Segment Start: Given information
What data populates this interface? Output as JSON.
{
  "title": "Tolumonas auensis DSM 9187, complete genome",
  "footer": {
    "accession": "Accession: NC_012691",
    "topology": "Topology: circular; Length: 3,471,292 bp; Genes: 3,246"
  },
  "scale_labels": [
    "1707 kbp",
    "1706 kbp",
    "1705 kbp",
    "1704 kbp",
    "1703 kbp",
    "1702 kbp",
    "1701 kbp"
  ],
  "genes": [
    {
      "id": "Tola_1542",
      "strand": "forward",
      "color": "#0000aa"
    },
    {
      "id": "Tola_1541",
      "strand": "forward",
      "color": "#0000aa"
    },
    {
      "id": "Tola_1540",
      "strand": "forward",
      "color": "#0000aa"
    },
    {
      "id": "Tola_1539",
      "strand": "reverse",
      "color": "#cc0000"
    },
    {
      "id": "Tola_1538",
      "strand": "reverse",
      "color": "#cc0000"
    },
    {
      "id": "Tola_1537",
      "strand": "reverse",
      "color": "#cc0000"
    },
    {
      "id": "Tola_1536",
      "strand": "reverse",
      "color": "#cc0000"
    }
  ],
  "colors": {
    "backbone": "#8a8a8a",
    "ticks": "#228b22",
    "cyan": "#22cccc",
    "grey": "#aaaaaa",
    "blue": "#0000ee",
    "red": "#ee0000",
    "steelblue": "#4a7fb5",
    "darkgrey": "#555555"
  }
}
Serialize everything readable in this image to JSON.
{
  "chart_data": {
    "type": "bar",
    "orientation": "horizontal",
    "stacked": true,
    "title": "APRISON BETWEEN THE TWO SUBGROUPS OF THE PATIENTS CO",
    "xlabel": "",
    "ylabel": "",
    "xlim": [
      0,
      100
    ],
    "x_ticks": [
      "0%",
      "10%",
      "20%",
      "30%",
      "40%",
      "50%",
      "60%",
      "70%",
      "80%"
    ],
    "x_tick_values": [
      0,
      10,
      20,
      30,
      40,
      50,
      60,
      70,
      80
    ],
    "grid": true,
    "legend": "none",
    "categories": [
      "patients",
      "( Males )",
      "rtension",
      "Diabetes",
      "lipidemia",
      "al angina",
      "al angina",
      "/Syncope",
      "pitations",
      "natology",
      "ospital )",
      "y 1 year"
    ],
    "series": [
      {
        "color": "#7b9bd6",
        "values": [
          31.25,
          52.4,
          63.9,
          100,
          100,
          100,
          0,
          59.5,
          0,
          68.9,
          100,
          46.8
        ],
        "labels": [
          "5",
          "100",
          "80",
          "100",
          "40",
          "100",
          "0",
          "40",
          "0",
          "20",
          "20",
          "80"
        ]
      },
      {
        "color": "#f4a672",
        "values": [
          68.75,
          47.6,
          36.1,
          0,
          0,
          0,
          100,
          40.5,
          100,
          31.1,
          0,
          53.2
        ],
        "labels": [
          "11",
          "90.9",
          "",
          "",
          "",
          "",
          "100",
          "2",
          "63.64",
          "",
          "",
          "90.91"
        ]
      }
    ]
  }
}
Segment End: Given information
**Directions:** Pull out every line holding "this" from the records above, and copy it.

**Written answer:**
What data populates this interface? Output as JSON.
Serialize everything readable in this image to JSON.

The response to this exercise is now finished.